### [WHAT THE TASK REQUIRES]
Please retype the data in full and exactly; the pictures are not part of the copy.

--------------------------------

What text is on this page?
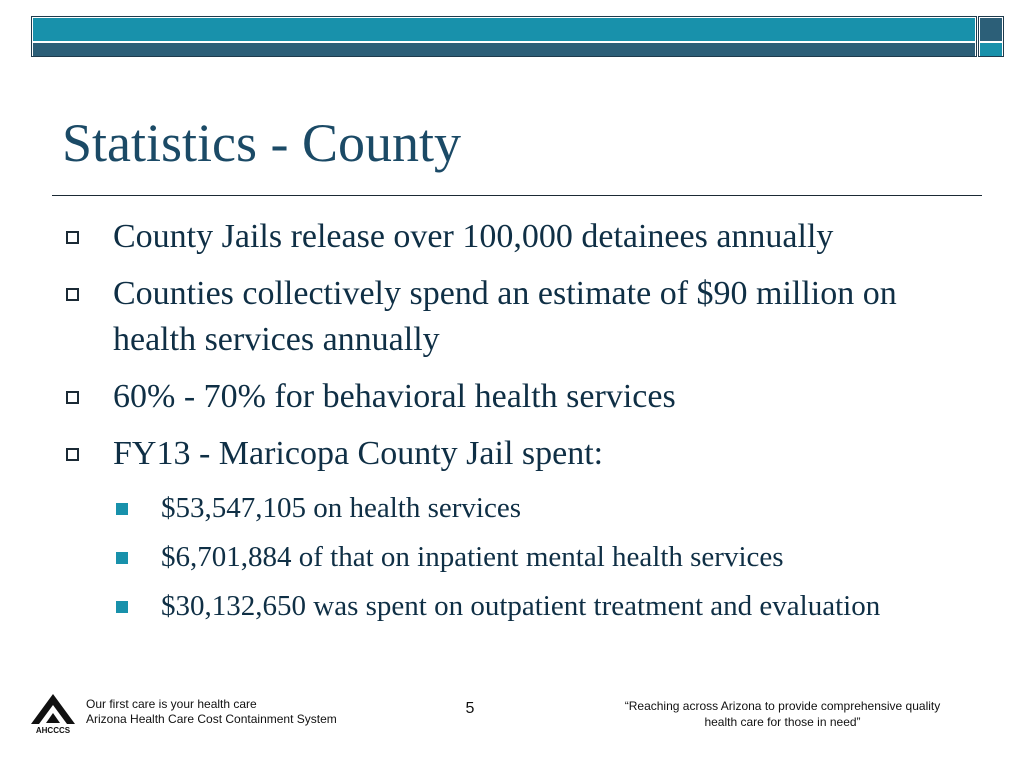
Statistics - County
County Jails release over 100,000 detainees annually
Counties collectively spend an estimate of $90 million on health services annually
60% - 70% for behavioral health services
FY13 - Maricopa County Jail spent:
$53,547,105 on health services
$6,701,884 of that on inpatient mental health services
$30,132,650 was spent on outpatient treatment and evaluation
AHCCCS
Our first care is your health care
Arizona Health Care Cost Containment System
5	“Reaching across Arizona to provide comprehensive quality
health care for those in need”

--------------------------------

### [REPLY TO THE EXERCISE]
What text is on this page?
Statistics - County
County Jails release over 100,000 detainees annually
Counties collectively spend an estimate of $90 million on health services annually
60% - 70% for behavioral health services
FY13 - Maricopa County Jail spent:
$53,547,105 on health services
$6,701,884 of that on inpatient mental health services
$30,132,650 was spent on outpatient treatment and evaluation
AHCCCS
Our first care is your health care
Arizona Health Care Cost Containment System
5	“Reaching across Arizona to provide comprehensive quality
health care for those in need”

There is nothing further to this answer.